EXERCISE DIRECTIONS
Retype the whole listing, please, keeping every line exact and dropping the pictures.

RECORDS FOR PROCESSING
╭──

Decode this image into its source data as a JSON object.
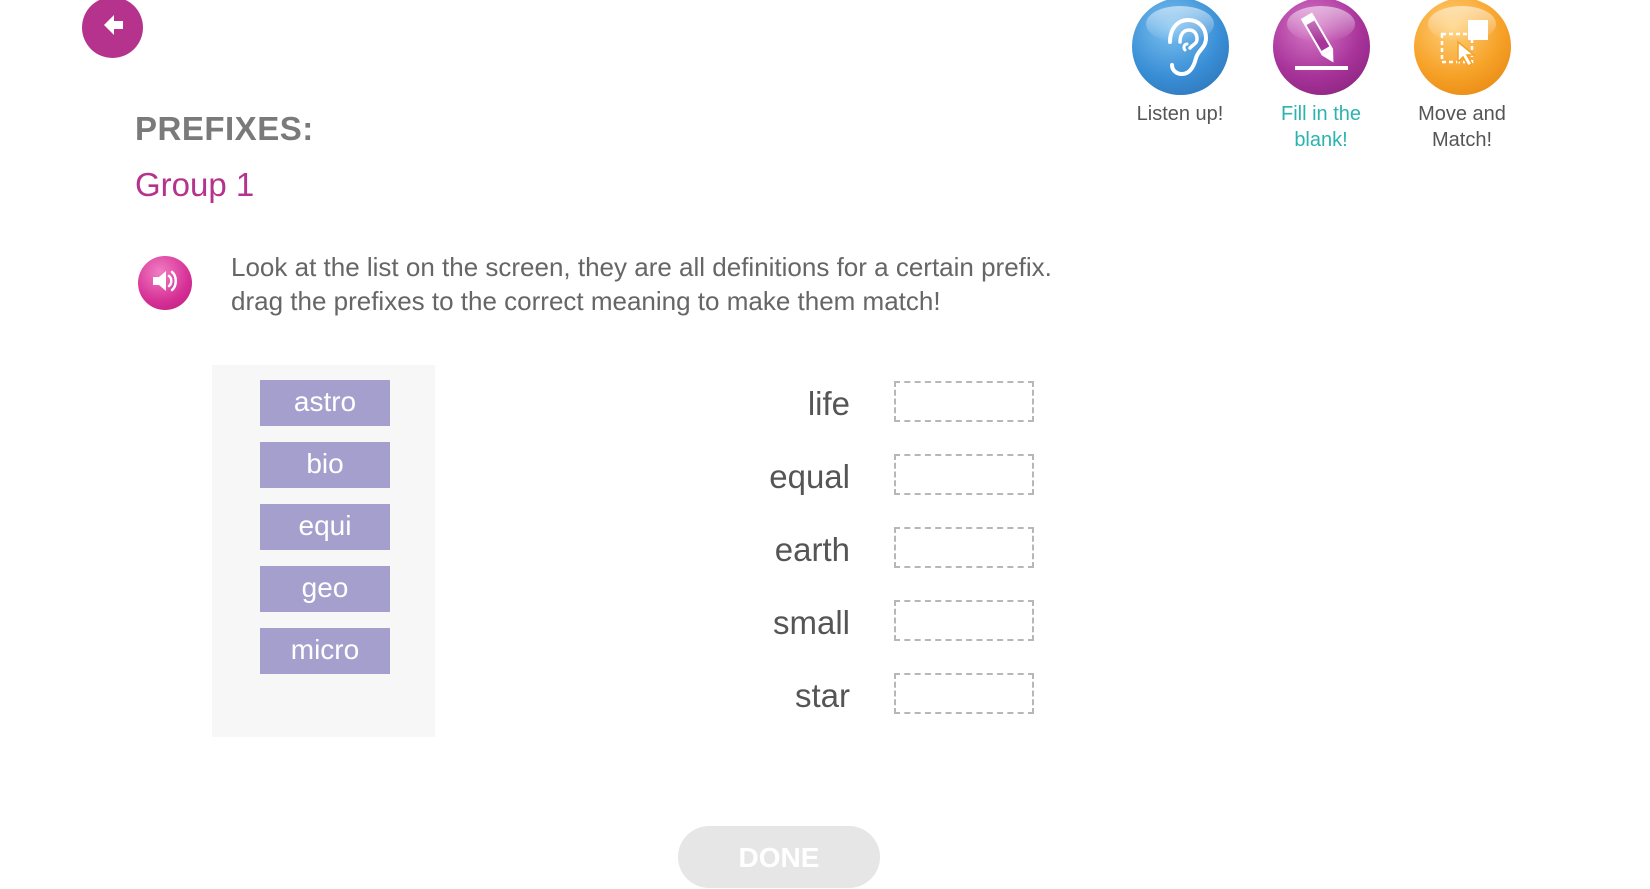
{
  "header": {
    "back_icon": "arrow-left-icon",
    "modes": [
      {
        "label_line1": "Listen up!",
        "label_line2": "",
        "icon": "ear-icon",
        "color": "#3a8fd6",
        "active": false
      },
      {
        "label_line1": "Fill in the",
        "label_line2": "blank!",
        "icon": "pencil-icon",
        "color": "#a8339a",
        "active": true
      },
      {
        "label_line1": "Move and",
        "label_line2": "Match!",
        "icon": "drag-select-icon",
        "color": "#f6a127",
        "active": false
      }
    ]
  },
  "lesson": {
    "title": "PREFIXES:",
    "group": "Group 1",
    "speaker_icon": "speaker-icon",
    "instruction_line1": "Look at the list on the screen, they are all definitions for a certain prefix.",
    "instruction_line2": "drag the prefixes to the correct meaning to make them match!"
  },
  "prefixes": [
    "astro",
    "bio",
    "equi",
    "geo",
    "micro"
  ],
  "meanings": [
    "life",
    "equal",
    "earth",
    "small",
    "star"
  ],
  "slots": [
    "",
    "",
    "",
    "",
    ""
  ],
  "done_label": "DONE",
  "colors": {
    "accent": "#b5338c",
    "chip": "#a59fce",
    "active_mode": "#2cb3b0",
    "done_disabled": "#e6e6e6"
  }
}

╰──

COMPLETED EXERCISE
Decode this image into its source data as a JSON object.
{
  "header": {
    "back_icon": "arrow-left-icon",
    "modes": [
      {
        "label_line1": "Listen up!",
        "label_line2": "",
        "icon": "ear-icon",
        "color": "#3a8fd6",
        "active": false
      },
      {
        "label_line1": "Fill in the",
        "label_line2": "blank!",
        "icon": "pencil-icon",
        "color": "#a8339a",
        "active": true
      },
      {
        "label_line1": "Move and",
        "label_line2": "Match!",
        "icon": "drag-select-icon",
        "color": "#f6a127",
        "active": false
      }
    ]
  },
  "lesson": {
    "title": "PREFIXES:",
    "group": "Group 1",
    "speaker_icon": "speaker-icon",
    "instruction_line1": "Look at the list on the screen, they are all definitions for a certain prefix.",
    "instruction_line2": "drag the prefixes to the correct meaning to make them match!"
  },
  "prefixes": [
    "astro",
    "bio",
    "equi",
    "geo",
    "micro"
  ],
  "meanings": [
    "life",
    "equal",
    "earth",
    "small",
    "star"
  ],
  "slots": [
    "",
    "",
    "",
    "",
    ""
  ],
  "done_label": "DONE",
  "colors": {
    "accent": "#b5338c",
    "chip": "#a59fce",
    "active_mode": "#2cb3b0",
    "done_disabled": "#e6e6e6"
  }
}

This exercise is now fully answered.